**What is needed**
Restate the data word for word and leave the images out.
— Begin Records provided —
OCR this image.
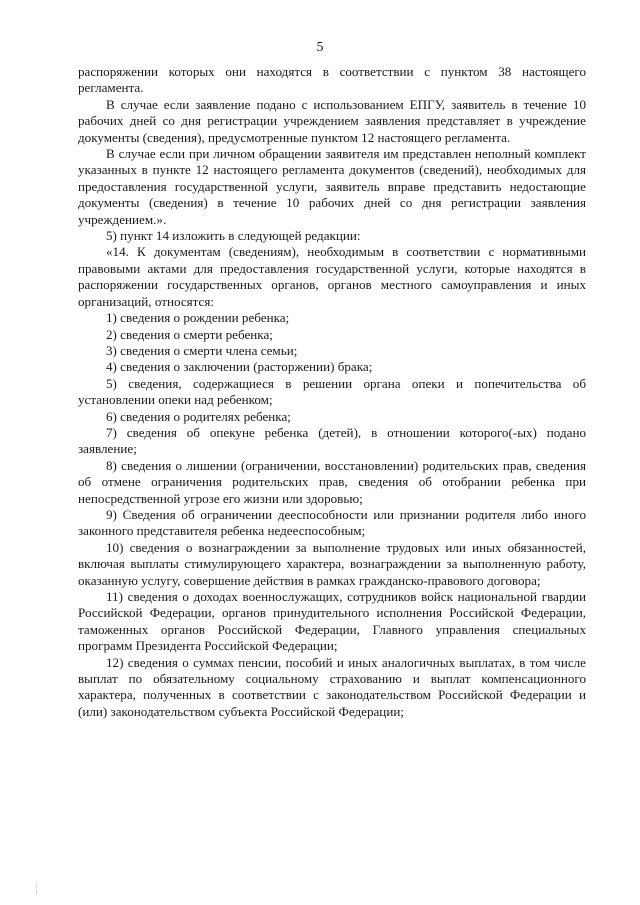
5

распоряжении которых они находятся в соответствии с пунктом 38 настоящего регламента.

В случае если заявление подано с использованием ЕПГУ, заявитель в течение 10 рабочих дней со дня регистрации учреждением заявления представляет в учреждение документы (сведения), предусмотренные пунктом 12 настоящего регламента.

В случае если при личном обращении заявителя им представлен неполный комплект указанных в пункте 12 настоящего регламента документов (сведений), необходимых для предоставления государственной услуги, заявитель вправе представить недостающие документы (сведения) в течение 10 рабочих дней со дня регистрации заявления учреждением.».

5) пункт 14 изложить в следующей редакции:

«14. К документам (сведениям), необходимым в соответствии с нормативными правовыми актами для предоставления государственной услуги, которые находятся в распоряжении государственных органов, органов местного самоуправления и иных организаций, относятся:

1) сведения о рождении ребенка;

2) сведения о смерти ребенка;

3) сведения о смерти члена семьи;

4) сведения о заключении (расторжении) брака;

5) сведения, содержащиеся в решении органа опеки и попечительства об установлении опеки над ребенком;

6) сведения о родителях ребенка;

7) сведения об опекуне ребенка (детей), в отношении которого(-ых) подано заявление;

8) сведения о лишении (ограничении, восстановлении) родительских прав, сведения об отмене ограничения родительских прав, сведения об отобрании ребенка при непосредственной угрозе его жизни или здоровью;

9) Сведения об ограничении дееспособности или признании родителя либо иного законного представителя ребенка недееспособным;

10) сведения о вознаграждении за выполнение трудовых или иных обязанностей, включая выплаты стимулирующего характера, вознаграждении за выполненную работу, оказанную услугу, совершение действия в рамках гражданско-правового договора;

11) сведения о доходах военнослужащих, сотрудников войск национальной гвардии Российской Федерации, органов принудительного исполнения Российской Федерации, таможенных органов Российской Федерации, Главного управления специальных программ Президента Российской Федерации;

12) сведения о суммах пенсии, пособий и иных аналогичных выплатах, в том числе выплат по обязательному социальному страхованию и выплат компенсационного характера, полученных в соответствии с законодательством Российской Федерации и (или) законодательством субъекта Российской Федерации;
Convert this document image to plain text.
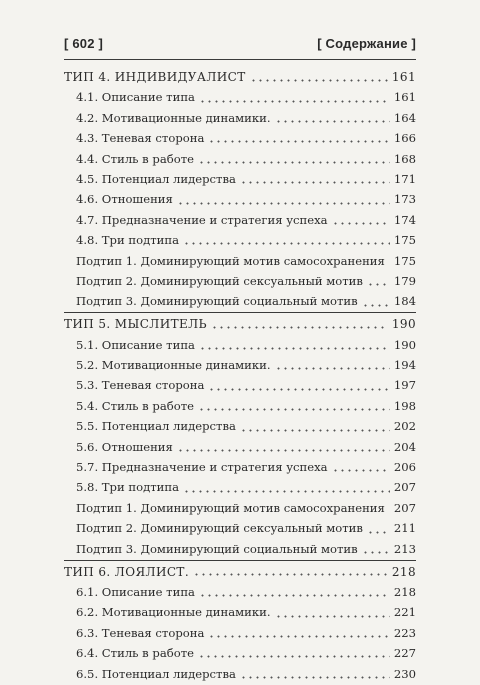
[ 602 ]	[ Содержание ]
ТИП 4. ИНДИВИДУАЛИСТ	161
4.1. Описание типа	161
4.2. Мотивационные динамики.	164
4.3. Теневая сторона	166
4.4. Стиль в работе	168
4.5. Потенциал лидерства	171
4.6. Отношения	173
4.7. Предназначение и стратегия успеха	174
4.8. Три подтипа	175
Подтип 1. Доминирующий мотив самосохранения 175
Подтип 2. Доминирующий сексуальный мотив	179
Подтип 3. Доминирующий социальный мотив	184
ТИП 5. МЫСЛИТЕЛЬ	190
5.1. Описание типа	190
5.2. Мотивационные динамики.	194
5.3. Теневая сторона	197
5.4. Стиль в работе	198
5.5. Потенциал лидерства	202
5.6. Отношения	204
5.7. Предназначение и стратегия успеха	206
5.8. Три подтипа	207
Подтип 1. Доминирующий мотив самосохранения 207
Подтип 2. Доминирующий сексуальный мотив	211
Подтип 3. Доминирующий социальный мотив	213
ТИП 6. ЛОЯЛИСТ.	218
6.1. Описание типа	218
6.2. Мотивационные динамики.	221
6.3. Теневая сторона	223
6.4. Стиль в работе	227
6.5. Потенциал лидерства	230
— End Records provided —
**Answer for this exercise**
OCR this image.
5

распоряжении которых они находятся в соответствии с пунктом 38 настоящего регламента.

В случае если заявление подано с использованием ЕПГУ, заявитель в течение 10 рабочих дней со дня регистрации учреждением заявления представляет в учреждение документы (сведения), предусмотренные пунктом 12 настоящего регламента.

В случае если при личном обращении заявителя им представлен неполный комплект указанных в пункте 12 настоящего регламента документов (сведений), необходимых для предоставления государственной услуги, заявитель вправе представить недостающие документы (сведения) в течение 10 рабочих дней со дня регистрации заявления учреждением.».

5) пункт 14 изложить в следующей редакции:

«14. К документам (сведениям), необходимым в соответствии с нормативными правовыми актами для предоставления государственной услуги, которые находятся в распоряжении государственных органов, органов местного самоуправления и иных организаций, относятся:

1) сведения о рождении ребенка;

2) сведения о смерти ребенка;

3) сведения о смерти члена семьи;

4) сведения о заключении (расторжении) брака;

5) сведения, содержащиеся в решении органа опеки и попечительства об установлении опеки над ребенком;

6) сведения о родителях ребенка;

7) сведения об опекуне ребенка (детей), в отношении которого(-ых) подано заявление;

8) сведения о лишении (ограничении, восстановлении) родительских прав, сведения об отмене ограничения родительских прав, сведения об отобрании ребенка при непосредственной угрозе его жизни или здоровью;

9) Сведения об ограничении дееспособности или признании родителя либо иного законного представителя ребенка недееспособным;

10) сведения о вознаграждении за выполнение трудовых или иных обязанностей, включая выплаты стимулирующего характера, вознаграждении за выполненную работу, оказанную услугу, совершение действия в рамках гражданско-правового договора;

11) сведения о доходах военнослужащих, сотрудников войск национальной гвардии Российской Федерации, органов принудительного исполнения Российской Федерации, таможенных органов Российской Федерации, Главного управления специальных программ Президента Российской Федерации;

12) сведения о суммах пенсии, пособий и иных аналогичных выплатах, в том числе выплат по обязательному социальному страхованию и выплат компенсационного характера, полученных в соответствии с законодательством Российской Федерации и (или) законодательством субъекта Российской Федерации;
Convert this document image to plain text.
[ 602 ]	[ Содержание ]
ТИП 4. ИНДИВИДУАЛИСТ	161
4.1. Описание типа	161
4.2. Мотивационные динамики.	164
4.3. Теневая сторона	166
4.4. Стиль в работе	168
4.5. Потенциал лидерства	171
4.6. Отношения	173
4.7. Предназначение и стратегия успеха	174
4.8. Три подтипа	175
Подтип 1. Доминирующий мотив самосохранения 175
Подтип 2. Доминирующий сексуальный мотив	179
Подтип 3. Доминирующий социальный мотив	184
ТИП 5. МЫСЛИТЕЛЬ	190
5.1. Описание типа	190
5.2. Мотивационные динамики.	194
5.3. Теневая сторона	197
5.4. Стиль в работе	198
5.5. Потенциал лидерства	202
5.6. Отношения	204
5.7. Предназначение и стратегия успеха	206
5.8. Три подтипа	207
Подтип 1. Доминирующий мотив самосохранения 207
Подтип 2. Доминирующий сексуальный мотив	211
Подтип 3. Доминирующий социальный мотив	213
ТИП 6. ЛОЯЛИСТ.	218
6.1. Описание типа	218
6.2. Мотивационные динамики.	221
6.3. Теневая сторона	223
6.4. Стиль в работе	227
6.5. Потенциал лидерства	230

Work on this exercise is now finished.